• STATED EXERCISE:
Verbatim output of all the material below is required.
· · ·
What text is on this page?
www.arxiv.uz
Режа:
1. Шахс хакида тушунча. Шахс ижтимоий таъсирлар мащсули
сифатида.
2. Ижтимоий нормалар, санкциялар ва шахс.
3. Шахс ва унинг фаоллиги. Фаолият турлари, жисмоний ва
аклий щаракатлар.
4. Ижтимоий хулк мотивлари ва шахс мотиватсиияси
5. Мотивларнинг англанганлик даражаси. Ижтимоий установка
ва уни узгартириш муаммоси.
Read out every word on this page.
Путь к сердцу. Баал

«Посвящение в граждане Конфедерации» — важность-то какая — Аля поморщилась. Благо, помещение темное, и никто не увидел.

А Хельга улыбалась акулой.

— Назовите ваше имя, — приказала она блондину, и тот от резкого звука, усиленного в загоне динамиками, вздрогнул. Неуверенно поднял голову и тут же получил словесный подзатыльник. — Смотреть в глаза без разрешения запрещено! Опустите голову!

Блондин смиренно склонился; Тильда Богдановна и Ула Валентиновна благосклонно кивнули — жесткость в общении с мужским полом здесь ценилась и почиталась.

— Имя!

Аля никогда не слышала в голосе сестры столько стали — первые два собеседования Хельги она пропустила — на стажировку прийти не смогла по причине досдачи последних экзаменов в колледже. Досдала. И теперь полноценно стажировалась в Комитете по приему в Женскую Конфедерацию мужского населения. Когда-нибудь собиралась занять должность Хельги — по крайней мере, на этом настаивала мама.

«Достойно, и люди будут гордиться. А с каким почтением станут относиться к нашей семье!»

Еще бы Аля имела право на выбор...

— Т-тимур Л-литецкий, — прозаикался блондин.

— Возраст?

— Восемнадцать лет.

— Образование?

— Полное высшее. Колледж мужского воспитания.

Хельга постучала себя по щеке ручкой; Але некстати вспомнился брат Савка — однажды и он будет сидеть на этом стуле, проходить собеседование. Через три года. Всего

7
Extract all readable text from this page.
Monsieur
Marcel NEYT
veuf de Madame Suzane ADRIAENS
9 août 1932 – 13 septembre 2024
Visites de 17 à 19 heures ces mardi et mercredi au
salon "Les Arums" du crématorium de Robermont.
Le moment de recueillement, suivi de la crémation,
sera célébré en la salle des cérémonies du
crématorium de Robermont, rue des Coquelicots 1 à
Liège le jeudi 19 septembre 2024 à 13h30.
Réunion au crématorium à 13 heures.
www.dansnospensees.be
· · ·
• TASK RESPONSE:
What text is on this page?
www.arxiv.uz
Режа:
1. Шахс хакида тушунча. Шахс ижтимоий таъсирлар мащсули
сифатида.
2. Ижтимоий нормалар, санкциялар ва шахс.
3. Шахс ва унинг фаоллиги. Фаолият турлари, жисмоний ва
аклий щаракатлар.
4. Ижтимоий хулк мотивлари ва шахс мотиватсиияси
5. Мотивларнинг англанганлик даражаси. Ижтимоий установка
ва уни узгартириш муаммоси.
Read out every word on this page.
Путь к сердцу. Баал

«Посвящение в граждане Конфедерации» — важность-то какая — Аля поморщилась. Благо, помещение темное, и никто не увидел.

А Хельга улыбалась акулой.

— Назовите ваше имя, — приказала она блондину, и тот от резкого звука, усиленного в загоне динамиками, вздрогнул. Неуверенно поднял голову и тут же получил словесный подзатыльник. — Смотреть в глаза без разрешения запрещено! Опустите голову!

Блондин смиренно склонился; Тильда Богдановна и Ула Валентиновна благосклонно кивнули — жесткость в общении с мужским полом здесь ценилась и почиталась.

— Имя!

Аля никогда не слышала в голосе сестры столько стали — первые два собеседования Хельги она пропустила — на стажировку прийти не смогла по причине досдачи последних экзаменов в колледже. Досдала. И теперь полноценно стажировалась в Комитете по приему в Женскую Конфедерацию мужского населения. Когда-нибудь собиралась занять должность Хельги — по крайней мере, на этом настаивала мама.

«Достойно, и люди будут гордиться. А с каким почтением станут относиться к нашей семье!»

Еще бы Аля имела право на выбор...

— Т-тимур Л-литецкий, — прозаикался блондин.

— Возраст?

— Восемнадцать лет.

— Образование?

— Полное высшее. Колледж мужского воспитания.

Хельга постучала себя по щеке ручкой; Але некстати вспомнился брат Савка — однажды и он будет сидеть на этом стуле, проходить собеседование. Через три года. Всего

7
Extract all readable text from this page.
Monsieur
Marcel NEYT
veuf de Madame Suzane ADRIAENS
9 août 1932 – 13 septembre 2024
Visites de 17 à 19 heures ces mardi et mercredi au
salon "Les Arums" du crématorium de Robermont.
Le moment de recueillement, suivi de la crémation,
sera célébré en la salle des cérémonies du
crématorium de Robermont, rue des Coquelicots 1 à
Liège le jeudi 19 septembre 2024 à 13h30.
Réunion au crématorium à 13 heures.
www.dansnospensees.be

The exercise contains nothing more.